» Task instructions:
The required result is the number of lines below that hold the word "jnep", stated without anything else.

» Provided information:
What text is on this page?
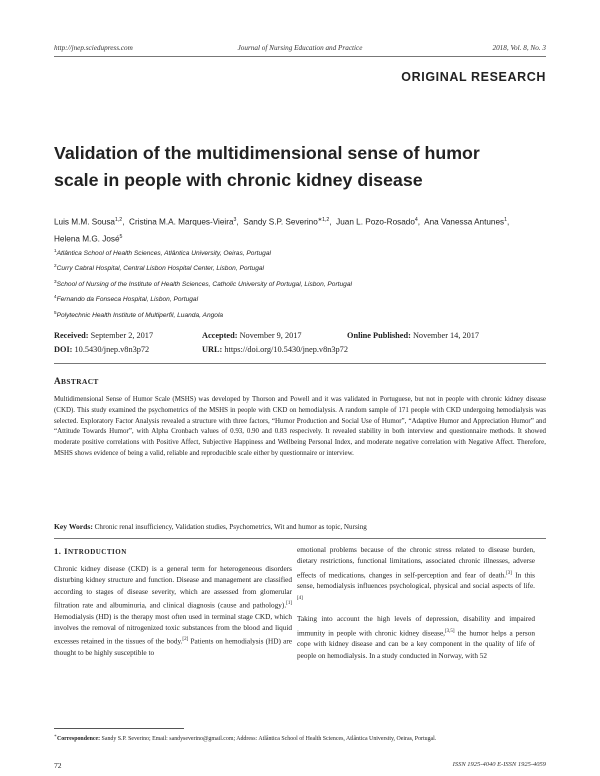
http://jnep.sciedupress.com	Journal of Nursing Education and Practice	2018, Vol. 8, No. 3
ORIGINAL RESEARCH
Validation of the multidimensional sense of humor
scale in people with chronic kidney disease
Luis M.M. Sousa$^{1,2}$,  Cristina M.A. Marques-Vieira$^3$,  Sandy S.P. Severino$^{∗1,2}$,  Juan L. Pozo-Rosado$^4$,  Ana Vanessa Antunes$^1$,  Helena M.G. José$^5$
$^1$Atlântica School of Health Sciences, Atlântica University, Oeiras, Portugal
$^2$Curry Cabral Hospital, Central Lisbon Hospital Center, Lisbon, Portugal
$^3$School of Nursing of the Institute of Health Sciences, Catholic University of Portugal, Lisbon, Portugal
$^4$Fernando da Fonseca Hospital, Lisbon, Portugal
$^5$Polytechnic Health Institute of Multiperfil, Luanda, Angola
Received: September 2, 2017	Accepted: November 9, 2017	Online Published: November 14, 2017
DOI: 10.5430/jnep.v8n3p72	URL: https://doi.org/10.5430/jnep.v8n3p72
ABSTRACT
Multidimensional Sense of Humor Scale (MSHS) was developed by Thorson and Powell and it was validated in Portuguese, but not in people with chronic kidney disease (CKD). This study examined the psychometrics of the MSHS in people with CKD on hemodialysis. A random sample of 171 people with CKD undergoing hemodialysis was selected. Exploratory Factor Analysis revealed a structure with three factors, “Humor Production and Social Use of Humor”, “Adaptive Humor and Appreciation Humor” and “Attitude Towards Humor”, with Alpha Cronbach values of 0.93, 0.90 and 0.83 respecively. It revealed stability in both interview and questionnaire methods. It showed moderate positive correlations with Positive Affect, Subjective Happiness and Wellbeing Personal Index, and moderate negative correlation with Negative Affect. Therefore, MSHS shows evidence of being a valid, reliable and reproducible scale either by questionnaire or interview.
Key Words: Chronic renal insufficiency, Validation studies, Psychometrics, Wit and humor as topic, Nursing
1. INTRODUCTION

Chronic kidney disease (CKD) is a general term for heterogeneous disorders disturbing kidney structure and function. Disease and management are classified according to stages of disease severity, which are assessed from glomerular filtration rate and albuminuria, and clinical diagnosis (cause and pathology).[1] Hemodialysis (HD) is the therapy most often used in terminal stage CKD, which involves the removal of nitrogenized toxic substances from the blood and liquid excesses retained in the tissues of the body.[2] Patients on hemodialysis (HD) are thought to be highly susceptible to

emotional problems because of the chronic stress related to disease burden, dietary restrictions, functional limitations, associated chronic illnesses, adverse effects of medications, changes in self-perception and fear of death.[3] In this sense, hemodialysis influences psychological, physical and social aspects of life.[4]

Taking into account the high levels of depression, disability and impaired immunity in people with chronic kidney disease,[3,5] the humor helps a person cope with kidney disease and can be a key component in the quality of life of people on hemodialysis. In a study conducted in Norway, with 52

∗Correspondence: Sandy S.P. Severino; Email: sandyseverino@gmail.com; Address: Atlântica School of Health Sciences, Atlântica University, Oeiras, Portugal.
72	ISSN 1925-4040 E-ISSN 1925-4059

» Solution below:
2